■ RECORDS TO PROCESS
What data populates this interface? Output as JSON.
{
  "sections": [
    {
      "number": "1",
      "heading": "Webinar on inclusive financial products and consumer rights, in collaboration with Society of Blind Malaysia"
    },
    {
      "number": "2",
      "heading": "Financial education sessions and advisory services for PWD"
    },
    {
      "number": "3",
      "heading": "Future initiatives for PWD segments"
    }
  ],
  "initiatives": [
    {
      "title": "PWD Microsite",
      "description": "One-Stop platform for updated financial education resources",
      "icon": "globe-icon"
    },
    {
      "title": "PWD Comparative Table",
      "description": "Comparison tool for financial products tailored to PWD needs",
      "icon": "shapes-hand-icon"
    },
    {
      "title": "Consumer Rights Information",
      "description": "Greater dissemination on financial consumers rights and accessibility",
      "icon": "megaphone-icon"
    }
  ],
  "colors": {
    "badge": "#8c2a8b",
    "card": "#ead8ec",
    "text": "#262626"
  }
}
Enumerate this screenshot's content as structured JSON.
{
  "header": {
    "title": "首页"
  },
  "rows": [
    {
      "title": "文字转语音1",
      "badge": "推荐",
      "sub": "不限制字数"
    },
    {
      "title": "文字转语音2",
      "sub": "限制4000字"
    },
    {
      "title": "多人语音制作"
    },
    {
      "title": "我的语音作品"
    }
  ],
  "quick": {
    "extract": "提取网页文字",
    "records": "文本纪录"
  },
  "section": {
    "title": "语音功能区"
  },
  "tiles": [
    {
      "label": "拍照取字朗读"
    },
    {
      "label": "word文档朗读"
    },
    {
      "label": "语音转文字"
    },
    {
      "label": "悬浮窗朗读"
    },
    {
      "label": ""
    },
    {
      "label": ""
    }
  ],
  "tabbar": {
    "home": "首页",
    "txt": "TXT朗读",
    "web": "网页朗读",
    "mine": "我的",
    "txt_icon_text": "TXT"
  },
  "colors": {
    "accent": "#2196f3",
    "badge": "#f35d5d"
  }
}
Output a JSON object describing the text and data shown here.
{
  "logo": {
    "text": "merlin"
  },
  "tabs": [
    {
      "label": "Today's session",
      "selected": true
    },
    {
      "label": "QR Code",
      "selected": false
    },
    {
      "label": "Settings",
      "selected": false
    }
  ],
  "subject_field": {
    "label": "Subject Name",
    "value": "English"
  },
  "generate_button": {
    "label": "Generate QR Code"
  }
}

■ PROBLEM DESCRIPTION
Where a line holds "label", copy that line.

■ WRITTEN RESPONSE
      "label": "拍照取字朗读"
      "label": "word文档朗读"
      "label": "语音转文字"
      "label": "悬浮窗朗读"
      "label": ""
      "label": ""
      "label": "Today's session",
      "label": "QR Code",
      "label": "Settings",
    "label": "Subject Name",
    "label": "Generate QR Code"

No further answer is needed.